-- start of Data provided --

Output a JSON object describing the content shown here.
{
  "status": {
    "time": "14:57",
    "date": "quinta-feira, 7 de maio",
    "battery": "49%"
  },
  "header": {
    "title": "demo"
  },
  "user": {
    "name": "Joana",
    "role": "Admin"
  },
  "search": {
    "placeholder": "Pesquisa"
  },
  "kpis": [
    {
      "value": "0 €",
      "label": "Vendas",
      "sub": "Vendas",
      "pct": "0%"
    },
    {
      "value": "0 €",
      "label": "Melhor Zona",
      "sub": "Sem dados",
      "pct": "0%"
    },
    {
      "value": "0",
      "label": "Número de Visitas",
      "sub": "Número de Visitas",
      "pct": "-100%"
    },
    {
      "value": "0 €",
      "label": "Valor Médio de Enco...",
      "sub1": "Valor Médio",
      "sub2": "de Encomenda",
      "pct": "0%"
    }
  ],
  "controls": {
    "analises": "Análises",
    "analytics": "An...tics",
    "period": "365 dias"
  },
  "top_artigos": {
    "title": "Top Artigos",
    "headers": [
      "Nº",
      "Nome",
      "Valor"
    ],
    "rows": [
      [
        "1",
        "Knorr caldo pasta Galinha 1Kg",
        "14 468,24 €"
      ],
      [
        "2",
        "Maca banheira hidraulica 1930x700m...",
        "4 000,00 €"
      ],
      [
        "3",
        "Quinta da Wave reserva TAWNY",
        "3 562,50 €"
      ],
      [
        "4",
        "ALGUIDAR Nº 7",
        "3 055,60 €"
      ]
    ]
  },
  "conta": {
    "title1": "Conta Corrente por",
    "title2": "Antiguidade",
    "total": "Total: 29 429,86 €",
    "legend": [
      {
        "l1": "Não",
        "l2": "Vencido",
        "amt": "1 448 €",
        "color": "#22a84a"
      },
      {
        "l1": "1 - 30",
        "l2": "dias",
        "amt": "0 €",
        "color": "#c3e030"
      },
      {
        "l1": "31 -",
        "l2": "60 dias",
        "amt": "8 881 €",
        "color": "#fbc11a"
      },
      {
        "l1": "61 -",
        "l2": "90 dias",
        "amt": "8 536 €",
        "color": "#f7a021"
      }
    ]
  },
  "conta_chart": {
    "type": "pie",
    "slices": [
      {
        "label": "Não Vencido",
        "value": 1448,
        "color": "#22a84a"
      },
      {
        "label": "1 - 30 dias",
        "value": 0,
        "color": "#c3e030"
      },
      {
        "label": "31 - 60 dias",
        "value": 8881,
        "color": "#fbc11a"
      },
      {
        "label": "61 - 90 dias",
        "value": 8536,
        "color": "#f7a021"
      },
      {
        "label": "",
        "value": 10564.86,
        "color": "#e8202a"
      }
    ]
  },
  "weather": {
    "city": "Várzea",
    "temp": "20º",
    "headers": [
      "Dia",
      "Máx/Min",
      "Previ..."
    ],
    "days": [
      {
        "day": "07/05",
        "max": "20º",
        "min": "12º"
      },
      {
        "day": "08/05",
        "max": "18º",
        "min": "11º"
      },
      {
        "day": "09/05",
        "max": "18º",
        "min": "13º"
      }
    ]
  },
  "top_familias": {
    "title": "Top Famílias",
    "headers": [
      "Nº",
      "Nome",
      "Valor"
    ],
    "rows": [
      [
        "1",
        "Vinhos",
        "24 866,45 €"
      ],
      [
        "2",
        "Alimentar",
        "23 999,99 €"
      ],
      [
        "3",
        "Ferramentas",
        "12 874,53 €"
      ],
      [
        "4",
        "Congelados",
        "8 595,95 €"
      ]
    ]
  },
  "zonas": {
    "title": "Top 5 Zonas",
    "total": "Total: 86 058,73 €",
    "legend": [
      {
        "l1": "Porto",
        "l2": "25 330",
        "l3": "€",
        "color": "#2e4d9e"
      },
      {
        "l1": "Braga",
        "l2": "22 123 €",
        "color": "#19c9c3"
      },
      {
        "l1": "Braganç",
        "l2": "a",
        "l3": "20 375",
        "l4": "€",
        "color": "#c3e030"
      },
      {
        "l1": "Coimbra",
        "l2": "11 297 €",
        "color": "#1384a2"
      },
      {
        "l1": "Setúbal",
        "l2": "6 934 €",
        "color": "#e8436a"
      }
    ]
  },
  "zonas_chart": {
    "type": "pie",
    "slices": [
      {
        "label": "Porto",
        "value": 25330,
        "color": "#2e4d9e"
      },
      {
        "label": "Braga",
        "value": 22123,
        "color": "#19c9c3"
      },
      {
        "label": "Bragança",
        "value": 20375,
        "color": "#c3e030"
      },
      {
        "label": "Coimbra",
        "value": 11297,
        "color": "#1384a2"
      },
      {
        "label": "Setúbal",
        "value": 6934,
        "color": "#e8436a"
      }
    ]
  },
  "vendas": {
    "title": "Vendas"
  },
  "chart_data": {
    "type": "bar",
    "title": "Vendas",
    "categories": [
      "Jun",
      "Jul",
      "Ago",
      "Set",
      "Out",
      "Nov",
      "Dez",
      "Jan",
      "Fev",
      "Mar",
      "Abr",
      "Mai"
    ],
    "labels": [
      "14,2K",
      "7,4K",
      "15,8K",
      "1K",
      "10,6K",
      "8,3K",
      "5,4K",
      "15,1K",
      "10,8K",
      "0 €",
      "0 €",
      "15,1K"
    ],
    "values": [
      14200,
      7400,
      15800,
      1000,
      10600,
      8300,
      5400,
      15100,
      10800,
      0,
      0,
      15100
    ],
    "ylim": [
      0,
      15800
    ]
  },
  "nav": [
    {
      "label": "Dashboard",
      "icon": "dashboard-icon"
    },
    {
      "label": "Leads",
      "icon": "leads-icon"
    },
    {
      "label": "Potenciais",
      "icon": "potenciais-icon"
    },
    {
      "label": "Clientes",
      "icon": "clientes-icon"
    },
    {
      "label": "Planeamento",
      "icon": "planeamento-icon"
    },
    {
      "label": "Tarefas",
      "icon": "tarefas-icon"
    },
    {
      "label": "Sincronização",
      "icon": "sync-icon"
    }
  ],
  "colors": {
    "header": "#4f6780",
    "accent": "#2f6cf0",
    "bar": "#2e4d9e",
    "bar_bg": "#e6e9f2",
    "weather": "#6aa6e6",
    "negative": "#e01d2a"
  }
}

-- end of Data provided --

_Instructions for the task:_ Above are several records. Count the lines among them that contain "Número" and give only the total.

_Task answer:_ 2